— Short problem —
Gather the lines below that include the string "забезпечувати", copying each in full.

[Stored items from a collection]
===============

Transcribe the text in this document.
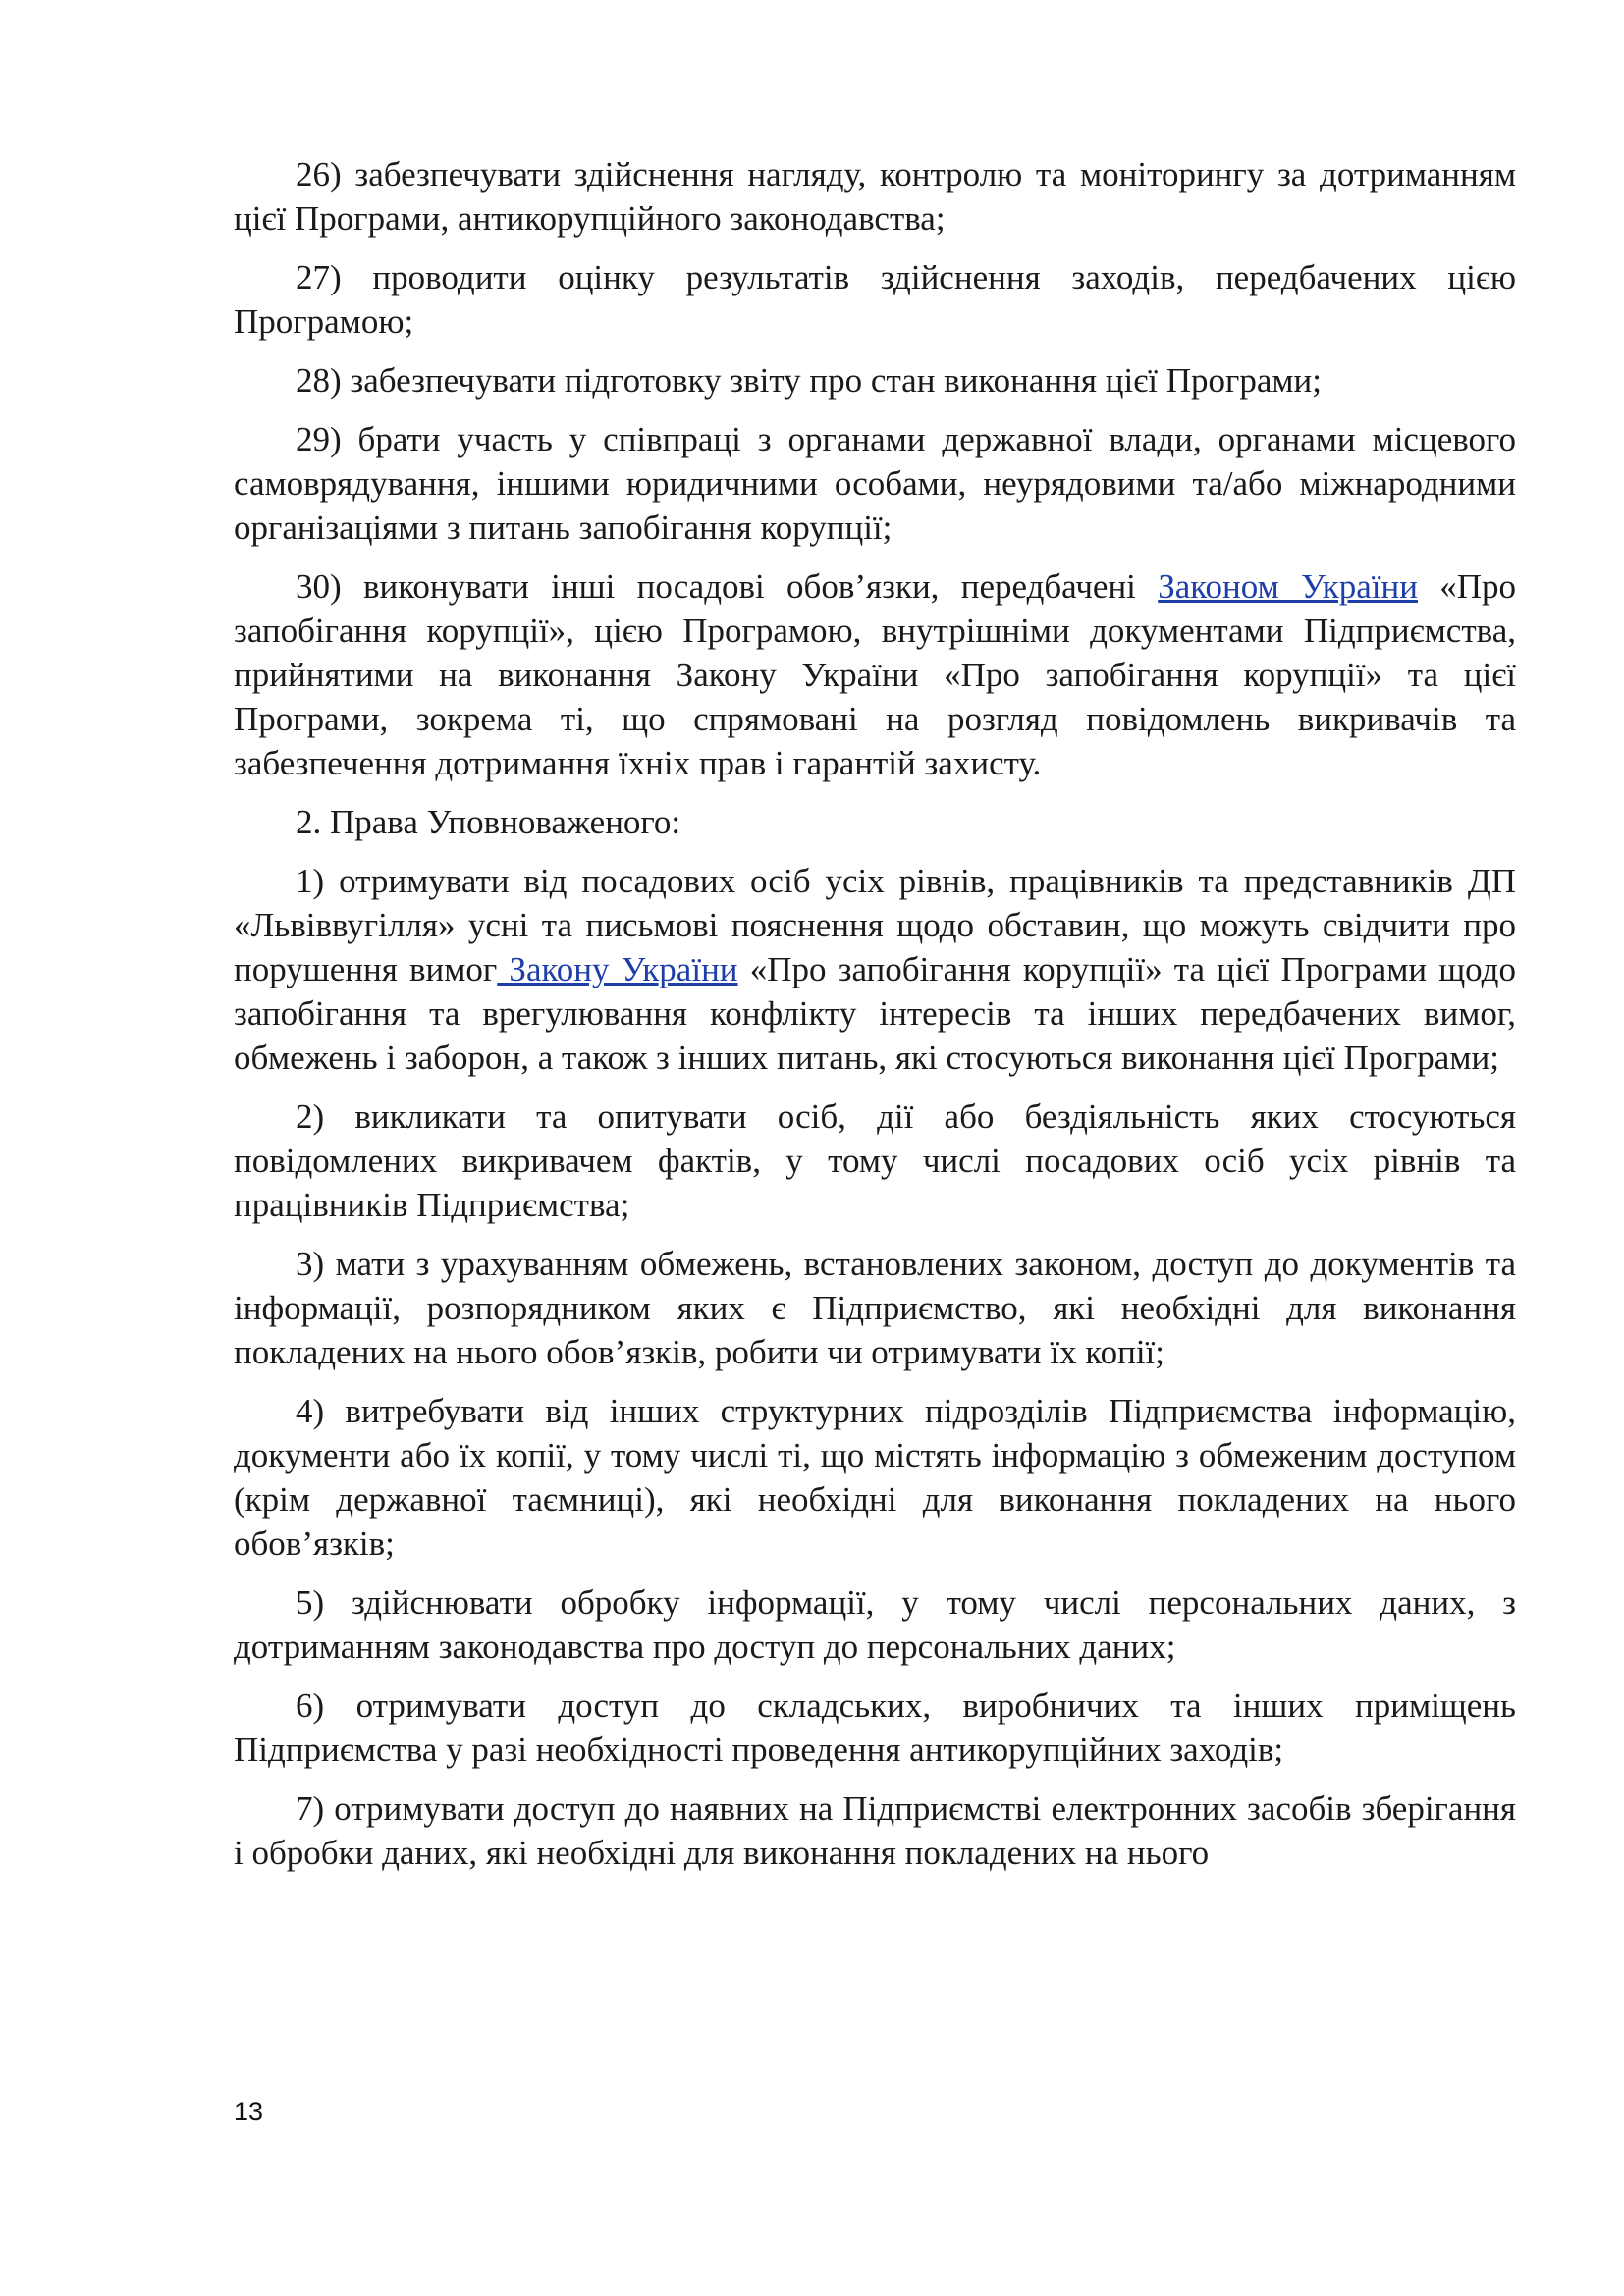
26) забезпечувати здійснення нагляду, контролю та моніторингу за дотриманням цієї Програми, антикорупційного законодавства;

27) проводити оцінку результатів здійснення заходів, передбачених цією Програмою;

28) забезпечувати підготовку звіту про стан виконання цієї Програми;

29) брати участь у співпраці з органами державної влади, органами місцевого самоврядування, іншими юридичними особами, неурядовими та/або міжнародними організаціями з питань запобігання корупції;

30) виконувати інші посадові обов’язки, передбачені Законом України «Про запобігання корупції», цією Програмою, внутрішніми документами Підприємства, прийнятими на виконання Закону України «Про запобігання корупції» та цієї Програми, зокрема ті, що спрямовані на розгляд повідомлень викривачів та забезпечення дотримання їхніх прав і гарантій захисту.

2. Права Уповноваженого:

1) отримувати від посадових осіб усіх рівнів, працівників та представників ДП «Львіввугілля» усні та письмові пояснення щодо обставин, що можуть свідчити про порушення вимог Закону України «Про запобігання корупції» та цієї Програми щодо запобігання та врегулювання конфлікту інтересів та інших передбачених вимог, обмежень і заборон, а також з інших питань, які стосуються виконання цієї Програми;

2) викликати та опитувати осіб, дії або бездіяльність яких стосуються повідомлених викривачем фактів, у тому числі посадових осіб усіх рівнів та працівників Підприємства;

3) мати з урахуванням обмежень, встановлених законом, доступ до документів та інформації, розпорядником яких є Підприємство, які необхідні для виконання покладених на нього обов’язків, робити чи отримувати їх копії;

4) витребувати від інших структурних підрозділів Підприємства інформацію, документи або їх копії, у тому числі ті, що містять інформацію з обмеженим доступом (крім державної таємниці), які необхідні для виконання покладених на нього обов’язків;

5) здійснювати обробку інформації, у тому числі персональних даних, з дотриманням законодавства про доступ до персональних даних;

6) отримувати доступ до складських, виробничих та інших приміщень Підприємства у разі необхідності проведення антикорупційних заходів;

7) отримувати доступ до наявних на Підприємстві електронних засобів зберігання і обробки даних, які необхідні для виконання покладених на нього

13
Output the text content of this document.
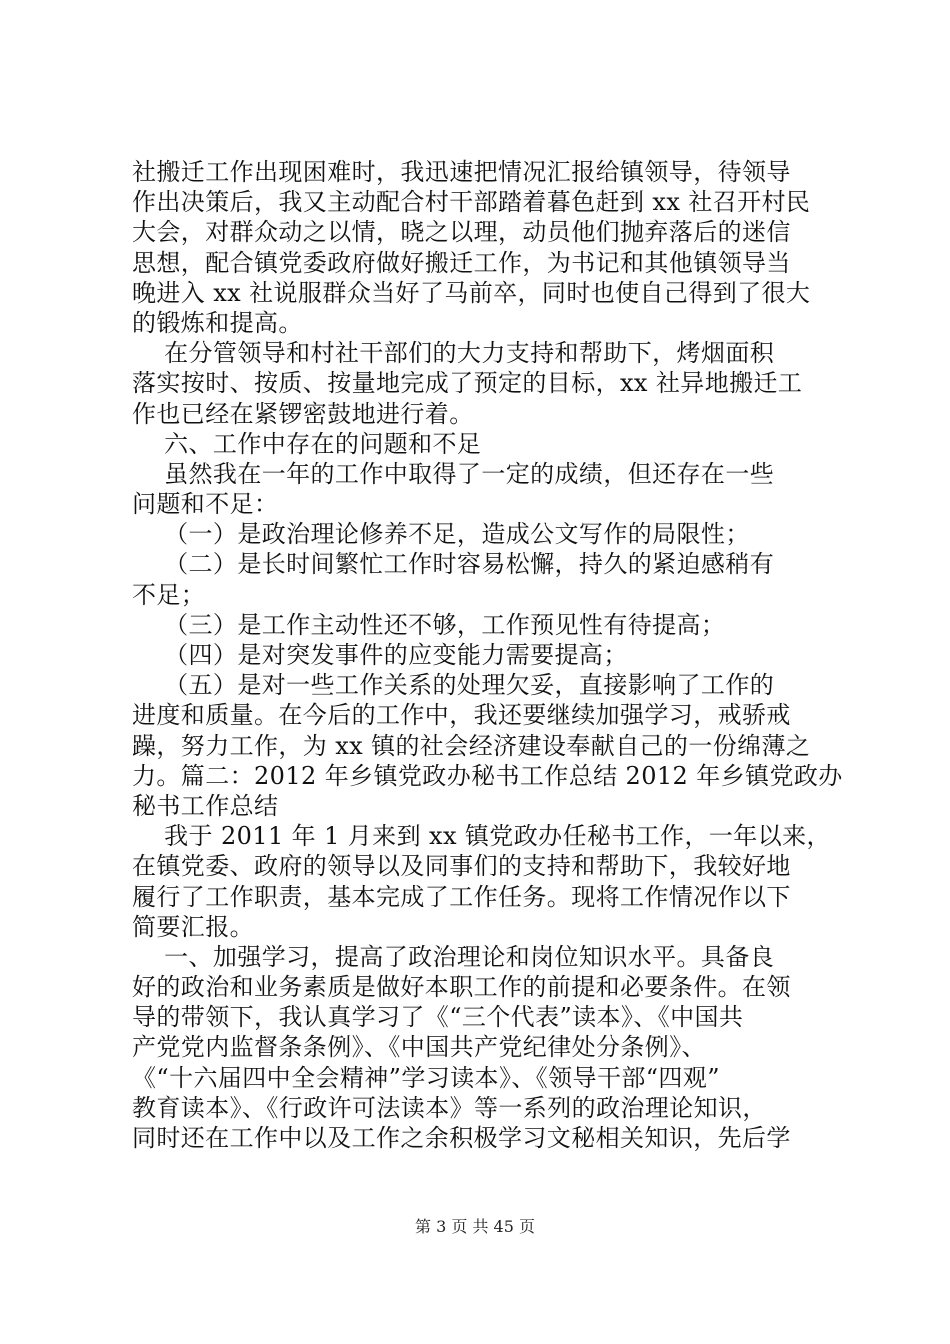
社搬迁工作出现困难时，我迅速把情况汇报给镇领导，待领导
作出决策后，我又主动配合村干部踏着暮色赶到 xx 社召开村民
大会，对群众动之以情，晓之以理，动员他们抛弃落后的迷信
思想，配合镇党委政府做好搬迁工作，为书记和其他镇领导当
晚进入 xx 社说服群众当好了马前卒，同时也使自己得到了很大
的锻炼和提高。
在分管领导和村社干部们的大力支持和帮助下，烤烟面积
落实按时、按质、按量地完成了预定的目标，xx 社异地搬迁工
作也已经在紧锣密鼓地进行着。
六、工作中存在的问题和不足
虽然我在一年的工作中取得了一定的成绩，但还存在一些
问题和不足：
（一）是政治理论修养不足，造成公文写作的局限性；
（二）是长时间繁忙工作时容易松懈，持久的紧迫感稍有
不足；
（三）是工作主动性还不够，工作预见性有待提高；
（四）是对突发事件的应变能力需要提高；
（五）是对一些工作关系的处理欠妥，直接影响了工作的
进度和质量。在今后的工作中，我还要继续加强学习，戒骄戒
躁，努力工作，为 xx 镇的社会经济建设奉献自己的一份绵薄之
力。篇二：2012 年乡镇党政办秘书工作总结 2012 年乡镇党政办
秘书工作总结
我于 2011 年 1 月来到 xx 镇党政办任秘书工作，一年以来，
在镇党委、政府的领导以及同事们的支持和帮助下，我较好地
履行了工作职责，基本完成了工作任务。现将工作情况作以下
简要汇报。
一、加强学习，提高了政治理论和岗位知识水平。具备良
好的政治和业务素质是做好本职工作的前提和必要条件。在领
导的带领下，我认真学习了《“三个代表”读本》、《中国共
产党党内监督条条例》、《中国共产党纪律处分条例》、
《“十六届四中全会精神”学习读本》、《领导干部“四观”
教育读本》、《行政许可法读本》等一系列的政治理论知识，
同时还在工作中以及工作之余积极学习文秘相关知识，先后学
第 3 页 共 45 页
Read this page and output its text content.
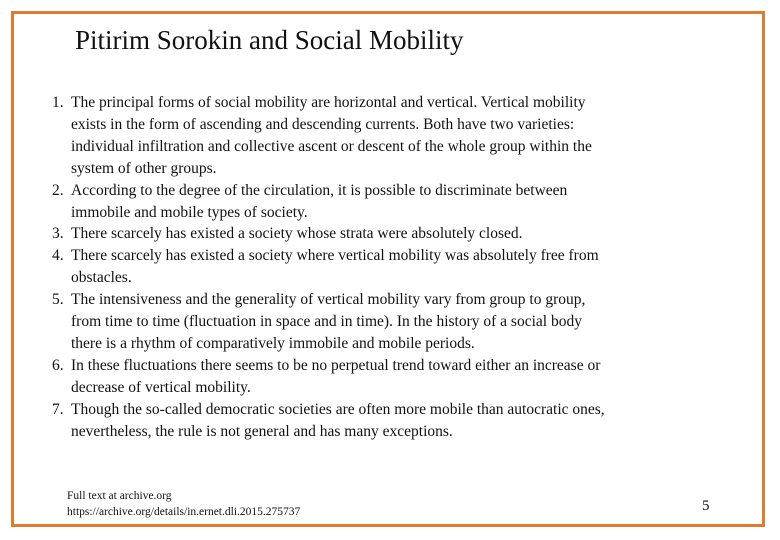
Pitirim Sorokin and Social Mobility
1. The principal forms of social mobility are horizontal and vertical. Vertical mobility
exists in the form of ascending and descending currents. Both have two varieties:
individual infiltration and collective ascent or descent of the whole group within the
system of other groups.
2. According to the degree of the circulation, it is possible to discriminate between
immobile and mobile types of society.
3. There scarcely has existed a society whose strata were absolutely closed.
4. There scarcely has existed a society where vertical mobility was absolutely free from
obstacles.
5. The intensiveness and the generality of vertical mobility vary from group to group,
from time to time (fluctuation in space and in time). In the history of a social body
there is a rhythm of comparatively immobile and mobile periods.
6. In these fluctuations there seems to be no perpetual trend toward either an increase or
decrease of vertical mobility.
7. Though the so-called democratic societies are often more mobile than autocratic ones,
nevertheless, the rule is not general and has many exceptions.
Full text at archive.org
https://archive.org/details/in.ernet.dli.2015.275737	5
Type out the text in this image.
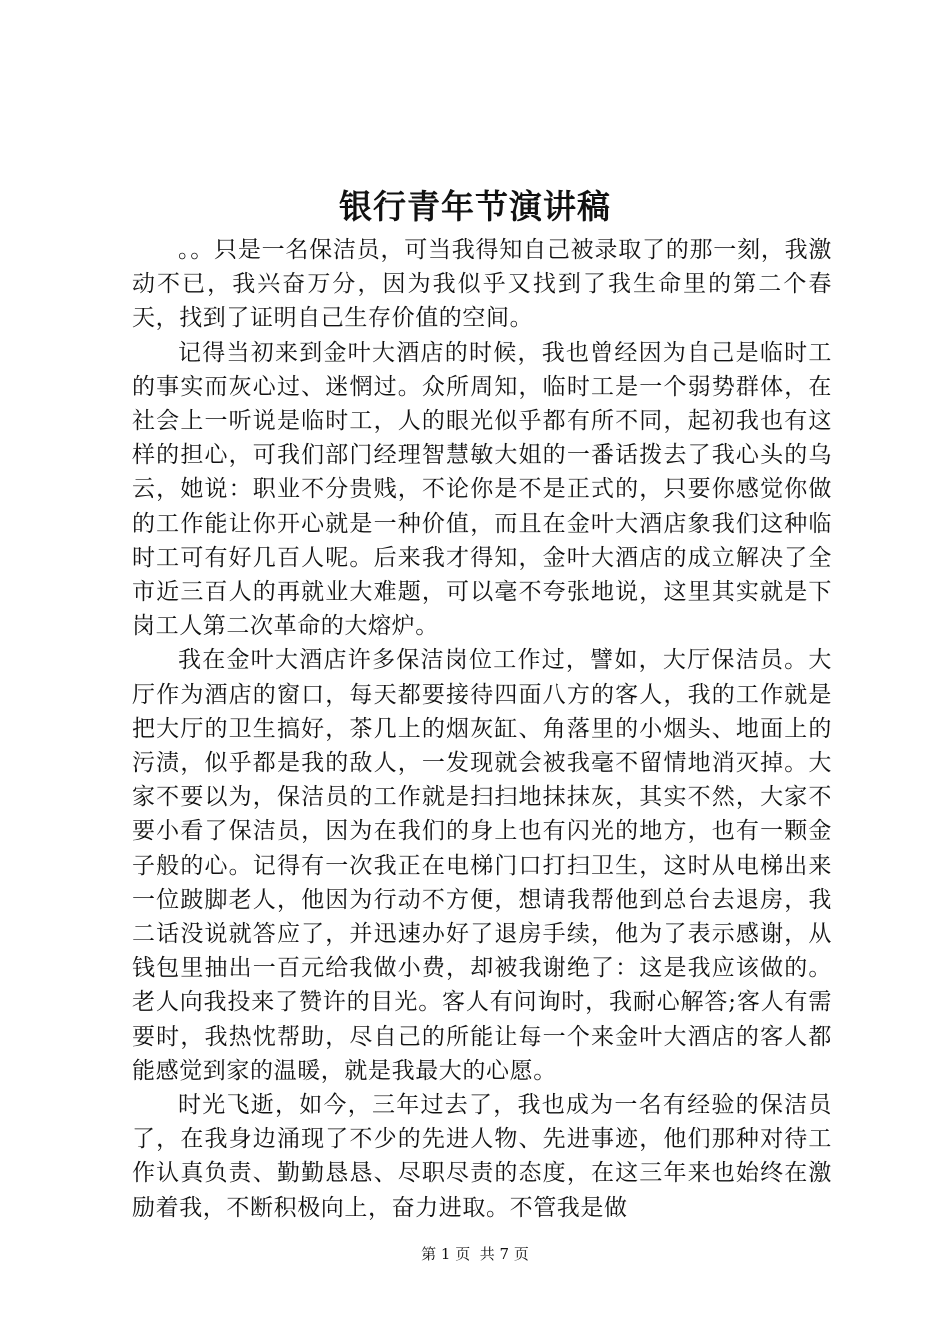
银行青年节演讲稿

。。只是一名保洁员，可当我得知自己被录取了的那一刻，我激动不已，我兴奋万分，因为我似乎又找到了我生命里的第二个春天，找到了证明自己生存价值的空间。

记得当初来到金叶大酒店的时候，我也曾经因为自己是临时工的事实而灰心过、迷惘过。众所周知，临时工是一个弱势群体，在社会上一听说是临时工，人的眼光似乎都有所不同，起初我也有这样的担心，可我们部门经理智慧敏大姐的一番话拨去了我心头的乌云，她说：职业不分贵贱，不论你是不是正式的，只要你感觉你做的工作能让你开心就是一种价值，而且在金叶大酒店象我们这种临时工可有好几百人呢。后来我才得知，金叶大酒店的成立解决了全市近三百人的再就业大难题，可以毫不夸张地说，这里其实就是下岗工人第二次革命的大熔炉。

我在金叶大酒店许多保洁岗位工作过，譬如，大厅保洁员。大厅作为酒店的窗口，每天都要接待四面八方的客人，我的工作就是把大厅的卫生搞好，茶几上的烟灰缸、角落里的小烟头、地面上的污渍，似乎都是我的敌人，一发现就会被我毫不留情地消灭掉。大家不要以为，保洁员的工作就是扫扫地抹抹灰，其实不然，大家不要小看了保洁员，因为在我们的身上也有闪光的地方，也有一颗金子般的心。记得有一次我正在电梯门口打扫卫生，这时从电梯出来一位跛脚老人，他因为行动不方便，想请我帮他到总台去退房，我二话没说就答应了，并迅速办好了退房手续，他为了表示感谢，从钱包里抽出一百元给我做小费，却被我谢绝了：这是我应该做的。老人向我投来了赞许的目光。客人有问询时，我耐心解答;客人有需要时，我热忱帮助，尽自己的所能让每一个来金叶大酒店的客人都能感觉到家的温暖，就是我最大的心愿。

时光飞逝，如今，三年过去了，我也成为一名有经验的保洁员了，在我身边涌现了不少的先进人物、先进事迹，他们那种对待工作认真负责、勤勤恳恳、尽职尽责的态度，在这三年来也始终在激励着我，不断积极向上，奋力进取。不管我是做

第 1 页  共 7 页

===============

— Result of this task —
26) забезпечувати здійснення нагляду, контролю та моніторингу за дотриманням цієї Програми, антикорупційного законодавства;
28) забезпечувати підготовку звіту про стан виконання цієї Програми;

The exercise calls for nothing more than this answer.